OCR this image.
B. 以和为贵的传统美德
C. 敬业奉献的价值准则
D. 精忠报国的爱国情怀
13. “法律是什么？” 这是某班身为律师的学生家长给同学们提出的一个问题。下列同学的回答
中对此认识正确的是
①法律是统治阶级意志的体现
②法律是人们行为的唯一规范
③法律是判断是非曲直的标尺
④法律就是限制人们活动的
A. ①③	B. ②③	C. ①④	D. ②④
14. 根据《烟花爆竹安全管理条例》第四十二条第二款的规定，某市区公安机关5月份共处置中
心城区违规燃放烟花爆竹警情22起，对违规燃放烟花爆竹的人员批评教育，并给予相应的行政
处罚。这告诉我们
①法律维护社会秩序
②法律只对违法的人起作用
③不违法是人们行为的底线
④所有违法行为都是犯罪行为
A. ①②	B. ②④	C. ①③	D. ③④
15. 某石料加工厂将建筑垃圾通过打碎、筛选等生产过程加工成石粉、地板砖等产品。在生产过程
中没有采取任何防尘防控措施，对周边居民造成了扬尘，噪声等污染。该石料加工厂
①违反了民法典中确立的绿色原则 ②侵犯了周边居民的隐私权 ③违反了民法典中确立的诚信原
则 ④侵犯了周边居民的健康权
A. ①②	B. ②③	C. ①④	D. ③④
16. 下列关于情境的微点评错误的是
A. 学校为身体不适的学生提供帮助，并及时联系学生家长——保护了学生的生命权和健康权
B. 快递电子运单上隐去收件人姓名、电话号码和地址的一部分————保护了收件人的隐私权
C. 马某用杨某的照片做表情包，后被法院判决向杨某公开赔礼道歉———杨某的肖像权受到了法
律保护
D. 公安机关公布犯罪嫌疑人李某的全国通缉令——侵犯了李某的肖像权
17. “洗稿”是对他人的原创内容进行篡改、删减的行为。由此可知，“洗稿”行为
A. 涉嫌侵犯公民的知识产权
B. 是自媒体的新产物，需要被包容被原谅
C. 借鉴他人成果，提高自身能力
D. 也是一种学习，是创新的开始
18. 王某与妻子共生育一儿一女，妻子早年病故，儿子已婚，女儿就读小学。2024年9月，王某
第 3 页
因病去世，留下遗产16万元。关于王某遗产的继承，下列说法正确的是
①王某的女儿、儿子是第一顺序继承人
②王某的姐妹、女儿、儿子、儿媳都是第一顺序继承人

......

• WORK TO COMPLETE: Repeat every record exactly as written, please.

• TASK RESPONSE:
OCR this image.
B. 以和为贵的传统美德
C. 敬业奉献的价值准则
D. 精忠报国的爱国情怀
13. “法律是什么？” 这是某班身为律师的学生家长给同学们提出的一个问题。下列同学的回答
中对此认识正确的是
①法律是统治阶级意志的体现
②法律是人们行为的唯一规范
③法律是判断是非曲直的标尺
④法律就是限制人们活动的
A. ①③	B. ②③	C. ①④	D. ②④
14. 根据《烟花爆竹安全管理条例》第四十二条第二款的规定，某市区公安机关5月份共处置中
心城区违规燃放烟花爆竹警情22起，对违规燃放烟花爆竹的人员批评教育，并给予相应的行政
处罚。这告诉我们
①法律维护社会秩序
②法律只对违法的人起作用
③不违法是人们行为的底线
④所有违法行为都是犯罪行为
A. ①②	B. ②④	C. ①③	D. ③④
15. 某石料加工厂将建筑垃圾通过打碎、筛选等生产过程加工成石粉、地板砖等产品。在生产过程
中没有采取任何防尘防控措施，对周边居民造成了扬尘，噪声等污染。该石料加工厂
①违反了民法典中确立的绿色原则 ②侵犯了周边居民的隐私权 ③违反了民法典中确立的诚信原
则 ④侵犯了周边居民的健康权
A. ①②	B. ②③	C. ①④	D. ③④
16. 下列关于情境的微点评错误的是
A. 学校为身体不适的学生提供帮助，并及时联系学生家长——保护了学生的生命权和健康权
B. 快递电子运单上隐去收件人姓名、电话号码和地址的一部分————保护了收件人的隐私权
C. 马某用杨某的照片做表情包，后被法院判决向杨某公开赔礼道歉———杨某的肖像权受到了法
律保护
D. 公安机关公布犯罪嫌疑人李某的全国通缉令——侵犯了李某的肖像权
17. “洗稿”是对他人的原创内容进行篡改、删减的行为。由此可知，“洗稿”行为
A. 涉嫌侵犯公民的知识产权
B. 是自媒体的新产物，需要被包容被原谅
C. 借鉴他人成果，提高自身能力
D. 也是一种学习，是创新的开始
18. 王某与妻子共生育一儿一女，妻子早年病故，儿子已婚，女儿就读小学。2024年9月，王某
第 3 页
因病去世，留下遗产16万元。关于王某遗产的继承，下列说法正确的是
①王某的女儿、儿子是第一顺序继承人
②王某的姐妹、女儿、儿子、儿媳都是第一顺序继承人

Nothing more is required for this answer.